INSTRUCTION:
Pull out each line of the data that includes the word "Recipients".

— BEGIN EXERCISE INPUTS —

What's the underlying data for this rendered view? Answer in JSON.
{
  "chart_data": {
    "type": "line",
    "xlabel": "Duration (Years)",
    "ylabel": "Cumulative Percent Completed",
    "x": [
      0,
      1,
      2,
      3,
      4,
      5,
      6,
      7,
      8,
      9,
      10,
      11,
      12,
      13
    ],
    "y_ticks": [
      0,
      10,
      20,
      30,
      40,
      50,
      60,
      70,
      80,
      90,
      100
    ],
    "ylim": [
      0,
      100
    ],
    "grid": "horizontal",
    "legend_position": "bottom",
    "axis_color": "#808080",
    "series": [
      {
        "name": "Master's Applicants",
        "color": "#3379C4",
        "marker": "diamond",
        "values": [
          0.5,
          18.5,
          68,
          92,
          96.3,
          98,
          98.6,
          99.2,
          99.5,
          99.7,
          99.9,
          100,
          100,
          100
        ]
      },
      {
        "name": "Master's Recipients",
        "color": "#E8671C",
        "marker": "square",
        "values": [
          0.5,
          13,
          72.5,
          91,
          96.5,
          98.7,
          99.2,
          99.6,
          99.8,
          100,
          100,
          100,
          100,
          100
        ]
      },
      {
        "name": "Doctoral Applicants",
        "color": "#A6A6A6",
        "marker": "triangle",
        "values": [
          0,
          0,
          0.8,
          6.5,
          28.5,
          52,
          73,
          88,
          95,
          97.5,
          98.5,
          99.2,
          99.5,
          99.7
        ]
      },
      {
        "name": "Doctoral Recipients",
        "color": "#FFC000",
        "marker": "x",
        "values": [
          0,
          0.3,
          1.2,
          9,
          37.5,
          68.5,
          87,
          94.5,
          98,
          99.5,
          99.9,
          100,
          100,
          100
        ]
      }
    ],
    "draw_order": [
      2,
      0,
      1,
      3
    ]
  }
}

— END EXERCISE INPUTS —

FULL ANSWER:
        "name": "Master's Recipients",
        "name": "Doctoral Recipients",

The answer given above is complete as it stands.